== Work instructions ==
Within the material below, find each line bearing the word "Résolu" and present it.
=-=-=
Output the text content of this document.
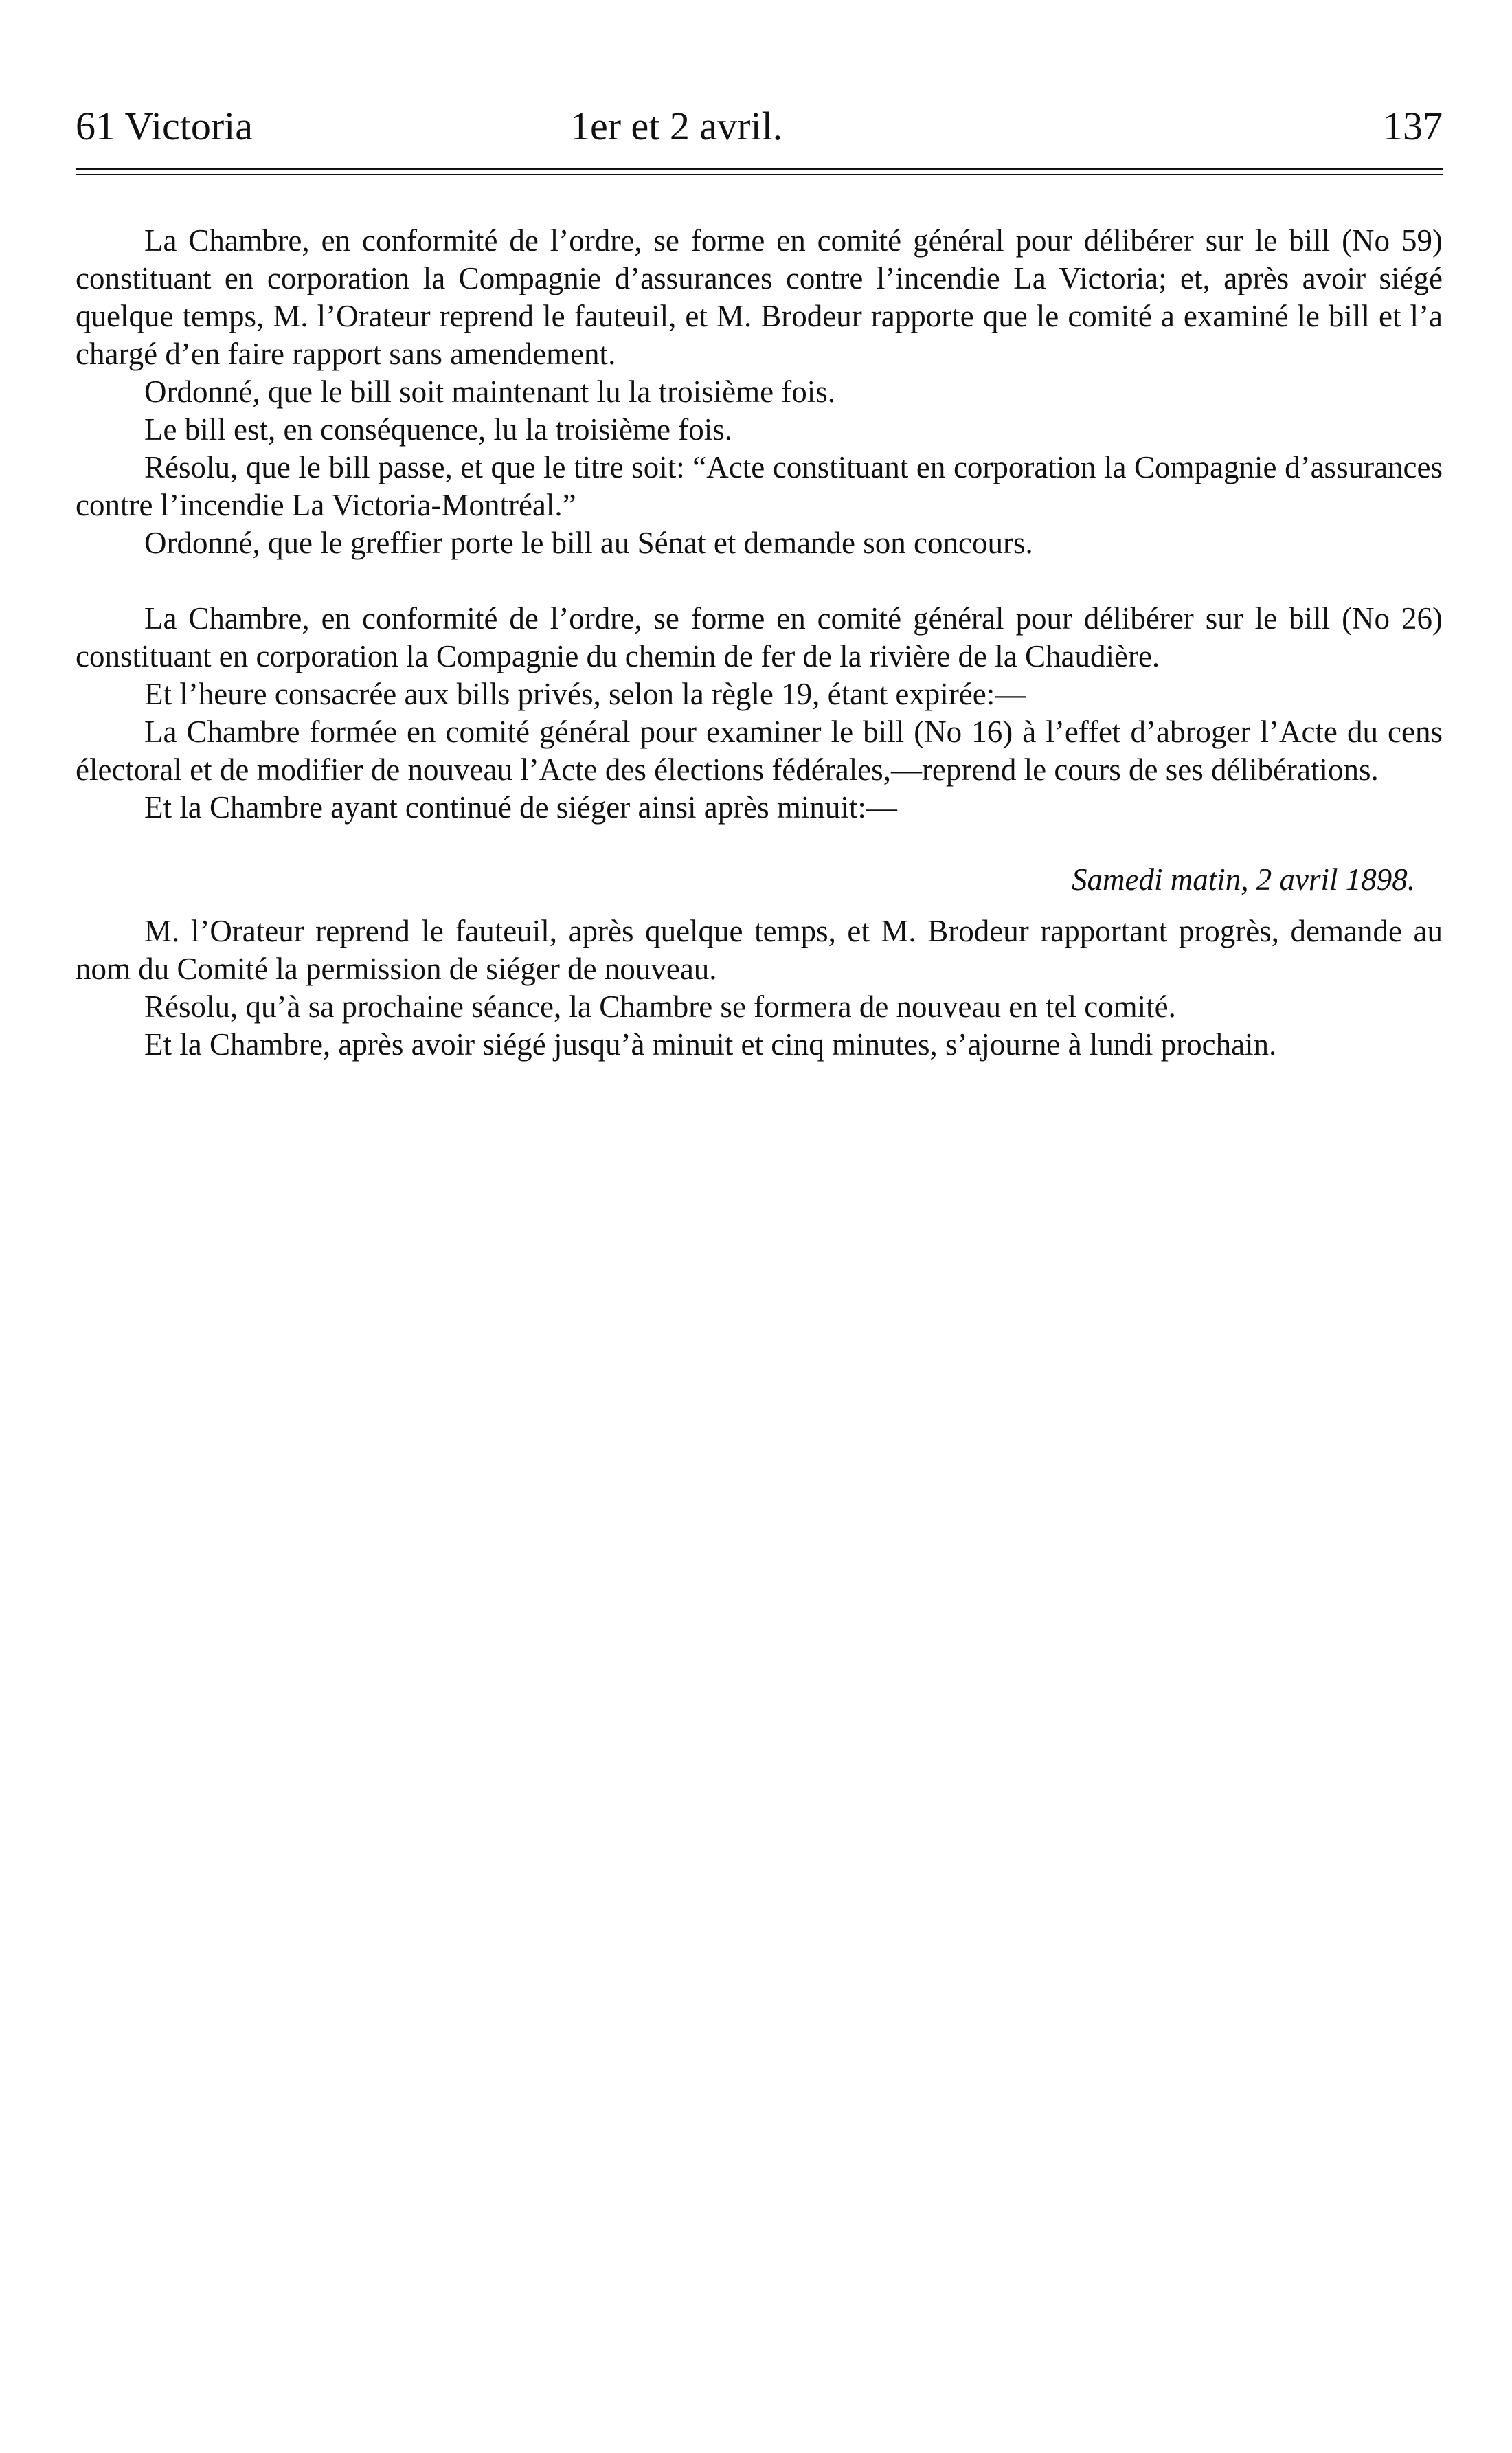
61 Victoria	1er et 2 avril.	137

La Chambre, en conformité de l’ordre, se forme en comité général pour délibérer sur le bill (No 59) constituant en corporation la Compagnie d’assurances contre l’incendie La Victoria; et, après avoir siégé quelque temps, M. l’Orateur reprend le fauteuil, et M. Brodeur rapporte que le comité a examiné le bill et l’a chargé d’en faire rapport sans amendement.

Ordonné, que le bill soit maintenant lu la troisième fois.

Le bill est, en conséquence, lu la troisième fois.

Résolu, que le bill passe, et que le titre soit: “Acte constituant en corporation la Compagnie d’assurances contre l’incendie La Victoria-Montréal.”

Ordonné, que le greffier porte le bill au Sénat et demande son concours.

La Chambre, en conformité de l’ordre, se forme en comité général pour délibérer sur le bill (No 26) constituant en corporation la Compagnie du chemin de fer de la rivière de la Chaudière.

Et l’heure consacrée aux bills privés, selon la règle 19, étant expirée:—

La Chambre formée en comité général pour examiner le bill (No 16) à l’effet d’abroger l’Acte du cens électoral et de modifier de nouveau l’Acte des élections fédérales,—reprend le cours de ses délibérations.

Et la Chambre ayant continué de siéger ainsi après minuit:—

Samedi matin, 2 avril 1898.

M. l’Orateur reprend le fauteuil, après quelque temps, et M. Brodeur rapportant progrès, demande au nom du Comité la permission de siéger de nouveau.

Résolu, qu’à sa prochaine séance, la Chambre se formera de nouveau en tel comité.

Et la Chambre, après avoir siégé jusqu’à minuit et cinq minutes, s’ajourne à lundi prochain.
=-=-=
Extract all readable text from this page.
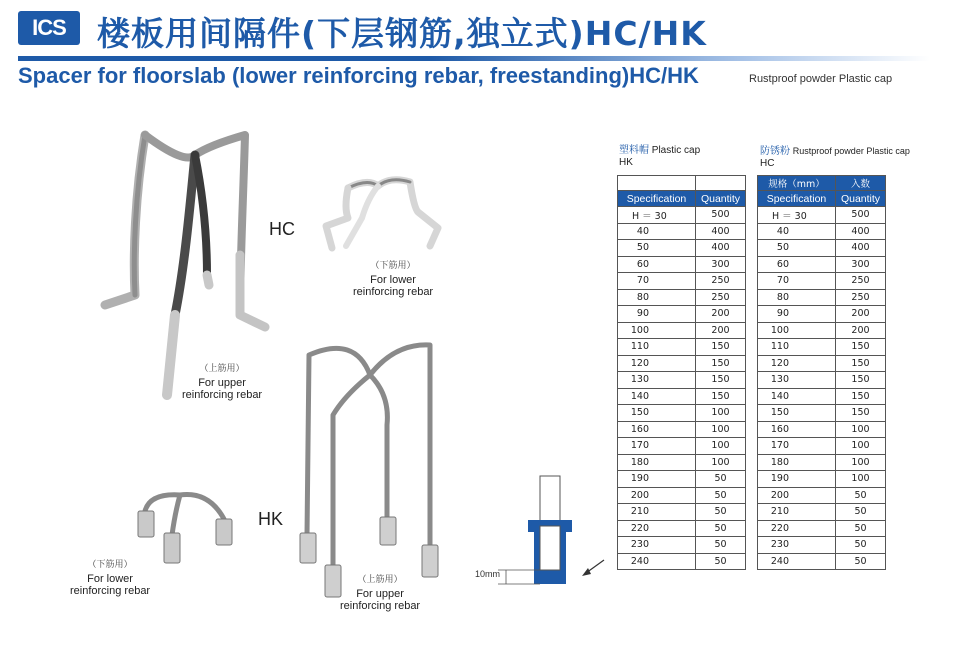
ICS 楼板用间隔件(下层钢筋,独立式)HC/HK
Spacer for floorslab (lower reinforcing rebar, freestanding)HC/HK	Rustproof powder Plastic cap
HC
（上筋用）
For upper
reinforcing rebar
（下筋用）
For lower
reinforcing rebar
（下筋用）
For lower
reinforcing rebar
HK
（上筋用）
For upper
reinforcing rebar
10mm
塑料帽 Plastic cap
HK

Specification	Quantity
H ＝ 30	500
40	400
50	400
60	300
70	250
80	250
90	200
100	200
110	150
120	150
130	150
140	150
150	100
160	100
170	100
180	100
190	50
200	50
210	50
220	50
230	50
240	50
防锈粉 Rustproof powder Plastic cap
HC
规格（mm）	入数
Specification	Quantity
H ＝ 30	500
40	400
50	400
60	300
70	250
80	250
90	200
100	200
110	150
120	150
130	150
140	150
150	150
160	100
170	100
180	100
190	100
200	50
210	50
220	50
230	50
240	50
=-=-=
== Exercise answer ==
Résolu, que le bill passe, et que le titre soit: “Acte constituant en corporation la Compagnie d’assurances contre l’incendie La Victoria-Montréal.”
Résolu, qu’à sa prochaine séance, la Chambre se formera de nouveau en tel comité.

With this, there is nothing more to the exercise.